* [Page extract]:
## Start

I feel that with the two cultural elements of the black blues and the white literature in the Delta, I have a grasp on the people that will be facilitating. This could be a stating point to design a facilitation process that goes with the history of the people and the place. Because the place itself has its influence, “the Delta tantalized its writers and artists with an almost irresistible physical and human panorama. The Delta was the land of excess. The hot sun, the torrential rains, the savage caprices of the unpredictable river. The fecund earth, the startling rapid growth of vegetation, the illimitable flat plains, and the vast dome of heaven arching over them: all these environmental influences seemed to breed in the people a tendency towards excessive. Artist Byron Burford commented on the richness and diversity of life in the Delta that was influenced profoundly and perpetually by a river that, in addition to providing its own innately fascinating presence, brought showboats, circuses, and a host of émigrés from around the world. In the Delta, Syrian and Jews, Chinese and Italian, and Black and white mingled and/or remained apart in ways that gave the region both a stratified and a fluid society, one simultaneously provincial and cosmopolitan.”

In conclusion, I would like as a human agent involved in the facilitation of Helena West Helena to use cultural elements to design the process itself. A process that will be made of stories; stories coming from the blues, Delta literature, history, storytelling etc. A want to play a role as human using what makes all of us including the two parties and the facilitators the same thing: human beings.

## End

* [Directive 1]: Copy out every line in the rows below that contains the string "plugin".

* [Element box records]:
## Start

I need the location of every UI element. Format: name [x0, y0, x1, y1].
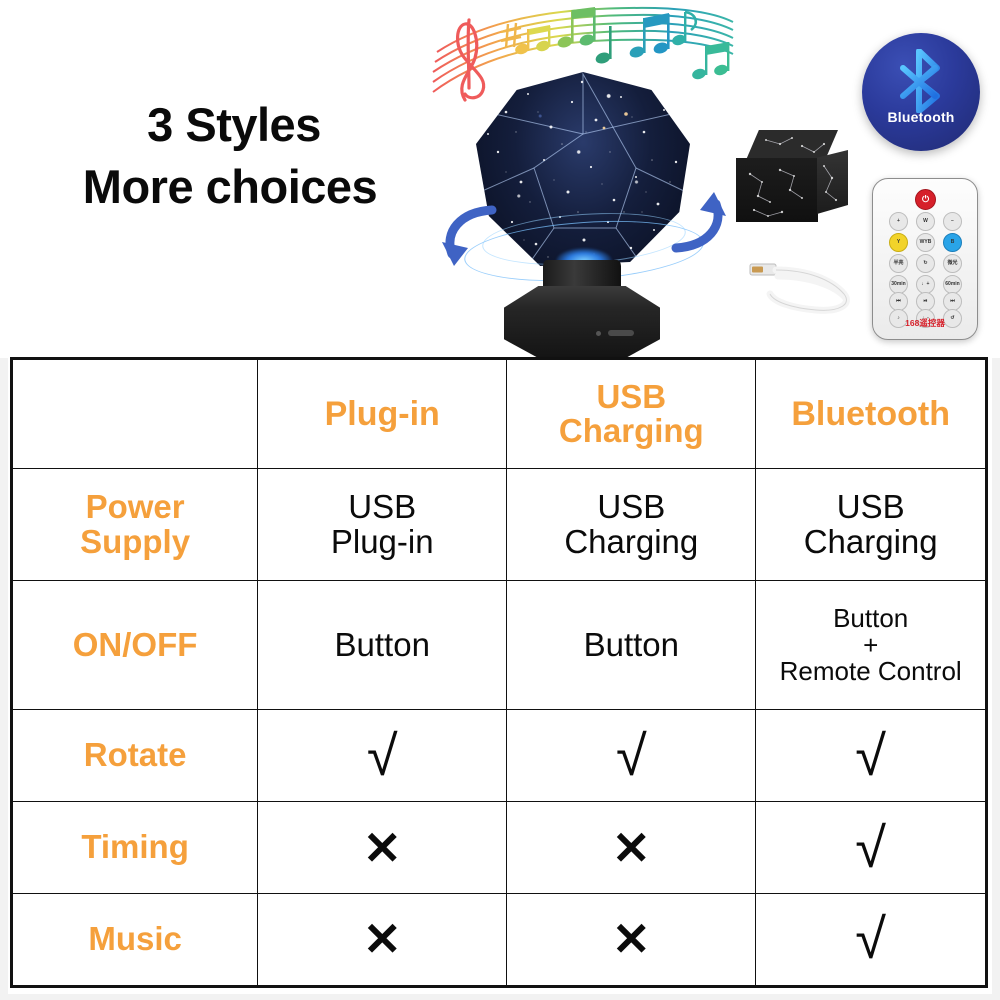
- cell-onoff-bluetooth: Button + Remote Control: [756, 581, 986, 710]
- constellation-gift-box: [736, 130, 852, 235]
- hero-section: 3 Styles More choices: [0, 0, 1000, 358]
- row-label-timing: Timing: [13, 802, 258, 894]
- header-usb-line-1: USB: [511, 380, 751, 414]
- remote-dim-button[interactable]: 半亮: [889, 254, 908, 273]
- rotation-arrow-right-icon: [666, 190, 730, 262]
- cell-rotate-usb: √: [507, 710, 756, 802]
- headline-line-2: More choices: [30, 162, 430, 212]
- cell-line-1: USB: [760, 490, 981, 525]
- usb-cable: [748, 250, 868, 320]
- row-label-line-1: Power: [17, 490, 253, 524]
- remote-model-label: 168遥控器: [873, 317, 977, 329]
- table-row: Power Supply USB Plug-in USB Charging US…: [13, 469, 986, 581]
- remote-plus-button[interactable]: +: [889, 212, 908, 231]
- header-cell-blank: [13, 360, 258, 469]
- remote-blue-button[interactable]: B: [943, 233, 962, 252]
- box-constellation-pattern-icon: [736, 130, 852, 235]
- rotation-arrow-left-icon: [438, 202, 502, 272]
- table-row: ON/OFF Button Button Button + Remote Con…: [13, 581, 986, 710]
- cell-line-1: USB: [511, 490, 751, 525]
- page-title: 3 Styles More choices: [30, 100, 430, 212]
- bluetooth-icon: [891, 49, 951, 113]
- projector-base: [504, 286, 660, 358]
- comparison-table: Plug-in USB Charging Bluetooth Power Sup…: [10, 357, 988, 988]
- remote-w-button[interactable]: W: [916, 212, 935, 231]
- cell-rotate-bluetooth: √: [756, 710, 986, 802]
- cell-timing-bluetooth: √: [756, 802, 986, 894]
- cell-line-1: Button: [760, 605, 981, 632]
- remote-power-button[interactable]: ⏻: [915, 189, 936, 210]
- cell-power-plugin: USB Plug-in: [258, 469, 507, 581]
- row-label-on-off: ON/OFF: [13, 581, 258, 710]
- cell-plus-separator: +: [760, 632, 981, 658]
- table-row: Music ✕ ✕ √: [13, 893, 986, 985]
- cell-timing-plugin: ✕: [258, 802, 507, 894]
- cell-power-bluetooth: USB Charging: [756, 469, 986, 581]
- base-indicator-led-icon: [596, 331, 601, 336]
- remote-soft-button[interactable]: 微光: [943, 254, 962, 273]
- cell-line-1: USB: [262, 490, 502, 525]
- cell-line-2: Remote Control: [760, 658, 981, 685]
- base-usb-port-icon: [608, 330, 634, 336]
- cell-onoff-plugin: Button: [258, 581, 507, 710]
- header-cell-bluetooth: Bluetooth: [756, 360, 986, 469]
- infographic-root: 3 Styles More choices: [0, 0, 1000, 1000]
- row-label-line-2: Supply: [17, 525, 253, 559]
- star-projector-lamp: [448, 72, 718, 358]
- headline-line-1: 3 Styles: [30, 100, 430, 150]
- cell-music-plugin: ✕: [258, 893, 507, 985]
- cell-line-2: Charging: [760, 525, 981, 560]
- cell-rotate-plugin: √: [258, 710, 507, 802]
- row-label-music: Music: [13, 893, 258, 985]
- header-usb-line-2: Charging: [511, 414, 751, 448]
- table-row: Timing ✕ ✕ √: [13, 802, 986, 894]
- cell-line-2: Plug-in: [262, 525, 502, 560]
- cell-music-bluetooth: √: [756, 893, 986, 985]
- table-row: Rotate √ √ √: [13, 710, 986, 802]
- row-label-rotate: Rotate: [13, 710, 258, 802]
- header-cell-usb-charging: USB Charging: [507, 360, 756, 469]
- bluetooth-badge: Bluetooth: [862, 33, 980, 151]
- bluetooth-badge-label: Bluetooth: [862, 109, 980, 125]
- row-label-power-supply: Power Supply: [13, 469, 258, 581]
- cell-line-2: Charging: [511, 525, 751, 560]
- cell-power-usb: USB Charging: [507, 469, 756, 581]
- header-cell-plugin: Plug-in: [258, 360, 507, 469]
- remote-yellow-button[interactable]: Y: [889, 233, 908, 252]
- cell-timing-usb: ✕: [507, 802, 756, 894]
- remote-control: ⏻ + W − Y WYB B 半亮 ↻ 微光 30min ♩+ 60min ⏮…: [872, 178, 978, 340]
- remote-rotate-button[interactable]: ↻: [916, 254, 935, 273]
- table-header-row: Plug-in USB Charging Bluetooth: [13, 360, 986, 469]
- remote-wyb-button[interactable]: WYB: [916, 233, 935, 252]
- cell-music-usb: ✕: [507, 893, 756, 985]
- cell-onoff-usb: Button: [507, 581, 756, 710]
- remote-minus-button[interactable]: −: [943, 212, 962, 231]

## End

* [Directive 2]: In the passage about the Delta, which artist commented on the richness and diversity of life there?

* [Right answer 1]:
- cell-power-plugin: USB Plug-in: [258, 469, 507, 581]
- cell-timing-plugin: ✕: [258, 802, 507, 894]
- cell-onoff-plugin: Button: [258, 581, 507, 710]
- cell-music-plugin: ✕: [258, 893, 507, 985]
- cell-rotate-plugin: √: [258, 710, 507, 802]
- header-cell-plugin: Plug-in: [258, 360, 507, 469]

* [Right answer 2]: Byron Burford